__DO THIS__.
Return the listing below exactly, with the pictures dropped.

__DATA PROVIDED__.
------------------------------------------------------------------------
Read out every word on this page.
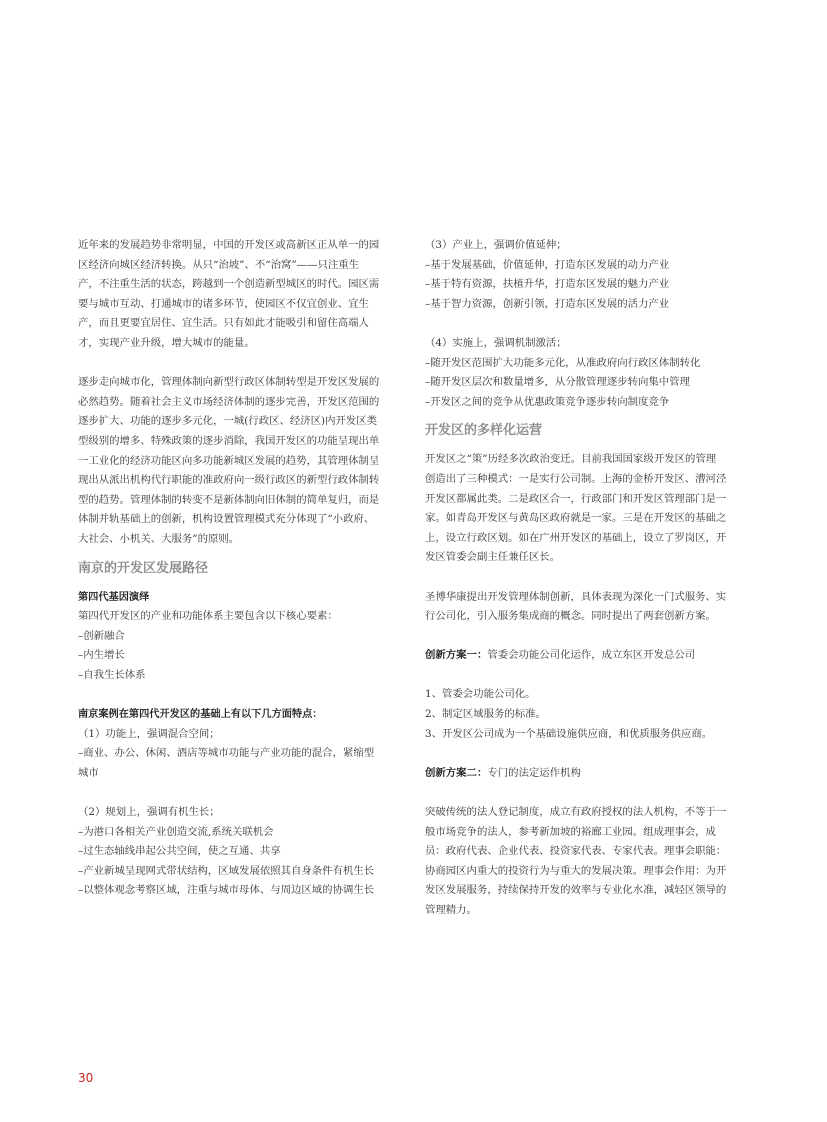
近年来的发展趋势非常明显，中国的开发区或高新区正从单一的园

区经济向城区经济转换。从只“治坡”、不“治窝”——只注重生

产，不注重生活的状态，跨越到一个创造新型城区的时代。园区需

要与城市互动、打通城市的诸多环节，使园区不仅宜创业、宜生

产，而且更要宜居住、宜生活。只有如此才能吸引和留住高端人

才，实现产业升级，增大城市的能量。

逐步走向城市化，管理体制向新型行政区体制转型是开发区发展的

必然趋势。随着社会主义市场经济体制的逐步完善，开发区范围的

逐步扩大、功能的逐步多元化，一城(行政区、经济区)内开发区类

型级别的增多、特殊政策的逐步消除，我国开发区的功能呈现出单

一工业化的经济功能区向多功能新城区发展的趋势，其管理体制呈

现出从派出机构代行职能的准政府向一级行政区的新型行政体制转

型的趋势。管理体制的转变不是新体制向旧体制的简单复归，而是

体制并轨基础上的创新，机构设置管理模式充分体现了“小政府、

大社会、小机关、大服务”的原则。

南京的开发区发展路径

第四代基因演绎

第四代开发区的产业和功能体系主要包含以下核心要素：

–创新融合

–内生增长

–自我生长体系

南京案例在第四代开发区的基础上有以下几方面特点：

（1）功能上，强调混合空间；

–商业、办公、休闲、酒店等城市功能与产业功能的混合，紧缩型

城市

（2）规划上，强调有机生长；

–为港口各相关产业创造交流,系统关联机会

–过生态轴线串起公共空间，使之互通、共享

–产业新城呈现网式带状结构，区域发展依照其自身条件有机生长

–以整体观念考察区域，注重与城市母体、与周边区域的协调生长

（3）产业上，强调价值延伸；

–基于发展基础，价值延伸，打造东区发展的动力产业

–基于特有资源，扶植升华，打造东区发展的魅力产业

–基于智力资源，创新引领，打造东区发展的活力产业

（4）实施上，强调机制激活；

–随开发区范围扩大功能多元化，从准政府向行政区体制转化

–随开发区层次和数量增多，从分散管理逐步转向集中管理

–开发区之间的竞争从优惠政策竞争逐步转向制度竞争

开发区的多样化运营

开发区之“策”历经多次政治变迁。目前我国国家级开发区的管理

创造出了三种模式：一是实行公司制。上海的金桥开发区、漕河泾

开发区都属此类。二是政区合一，行政部门和开发区管理部门是一

家。如青岛开发区与黄岛区政府就是一家。三是在开发区的基础之

上，设立行政区划。如在广州开发区的基础上，设立了罗岗区，开

发区管委会副主任兼任区长。

圣博华康提出开发管理体制创新，具体表现为深化一门式服务、实

行公司化，引入服务集成商的概念。同时提出了两套创新方案。

创新方案一：管委会功能公司化运作，成立东区开发总公司

1、管委会功能公司化。

2、制定区域服务的标准。

3、开发区公司成为一个基础设施供应商，和优质服务供应商。

创新方案二：专门的法定运作机构

突破传统的法人登记制度，成立有政府授权的法人机构，不等于一

般市场竞争的法人，参考新加坡的裕廊工业园。组成理事会，成

员：政府代表、企业代表、投资家代表、专家代表。理事会职能：

协商园区内重大的投资行为与重大的发展决策。理事会作用：为开

发区发展服务，持续保持开发的效率与专业化水准，减轻区领导的

管理精力。

30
------------------------------------------------------------------------
__WORKED ANSWER__.
Read out every word on this page.
近年来的发展趋势非常明显，中国的开发区或高新区正从单一的园

区经济向城区经济转换。从只“治坡”、不“治窝”——只注重生

产，不注重生活的状态，跨越到一个创造新型城区的时代。园区需

要与城市互动、打通城市的诸多环节，使园区不仅宜创业、宜生

产，而且更要宜居住、宜生活。只有如此才能吸引和留住高端人

才，实现产业升级，增大城市的能量。

逐步走向城市化，管理体制向新型行政区体制转型是开发区发展的

必然趋势。随着社会主义市场经济体制的逐步完善，开发区范围的

逐步扩大、功能的逐步多元化，一城(行政区、经济区)内开发区类

型级别的增多、特殊政策的逐步消除，我国开发区的功能呈现出单

一工业化的经济功能区向多功能新城区发展的趋势，其管理体制呈

现出从派出机构代行职能的准政府向一级行政区的新型行政体制转

型的趋势。管理体制的转变不是新体制向旧体制的简单复归，而是

体制并轨基础上的创新，机构设置管理模式充分体现了“小政府、

大社会、小机关、大服务”的原则。

南京的开发区发展路径

第四代基因演绎

第四代开发区的产业和功能体系主要包含以下核心要素：

–创新融合

–内生增长

–自我生长体系

南京案例在第四代开发区的基础上有以下几方面特点：

（1）功能上，强调混合空间；

–商业、办公、休闲、酒店等城市功能与产业功能的混合，紧缩型

城市

（2）规划上，强调有机生长；

–为港口各相关产业创造交流,系统关联机会

–过生态轴线串起公共空间，使之互通、共享

–产业新城呈现网式带状结构，区域发展依照其自身条件有机生长

–以整体观念考察区域，注重与城市母体、与周边区域的协调生长

（3）产业上，强调价值延伸；

–基于发展基础，价值延伸，打造东区发展的动力产业

–基于特有资源，扶植升华，打造东区发展的魅力产业

–基于智力资源，创新引领，打造东区发展的活力产业

（4）实施上，强调机制激活；

–随开发区范围扩大功能多元化，从准政府向行政区体制转化

–随开发区层次和数量增多，从分散管理逐步转向集中管理

–开发区之间的竞争从优惠政策竞争逐步转向制度竞争

开发区的多样化运营

开发区之“策”历经多次政治变迁。目前我国国家级开发区的管理

创造出了三种模式：一是实行公司制。上海的金桥开发区、漕河泾

开发区都属此类。二是政区合一，行政部门和开发区管理部门是一

家。如青岛开发区与黄岛区政府就是一家。三是在开发区的基础之

上，设立行政区划。如在广州开发区的基础上，设立了罗岗区，开

发区管委会副主任兼任区长。

圣博华康提出开发管理体制创新，具体表现为深化一门式服务、实

行公司化，引入服务集成商的概念。同时提出了两套创新方案。

创新方案一：管委会功能公司化运作，成立东区开发总公司

1、管委会功能公司化。

2、制定区域服务的标准。

3、开发区公司成为一个基础设施供应商，和优质服务供应商。

创新方案二：专门的法定运作机构

突破传统的法人登记制度，成立有政府授权的法人机构，不等于一

般市场竞争的法人，参考新加坡的裕廊工业园。组成理事会，成

员：政府代表、企业代表、投资家代表、专家代表。理事会职能：

协商园区内重大的投资行为与重大的发展决策。理事会作用：为开

发区发展服务，持续保持开发的效率与专业化水准，减轻区领导的

管理精力。

30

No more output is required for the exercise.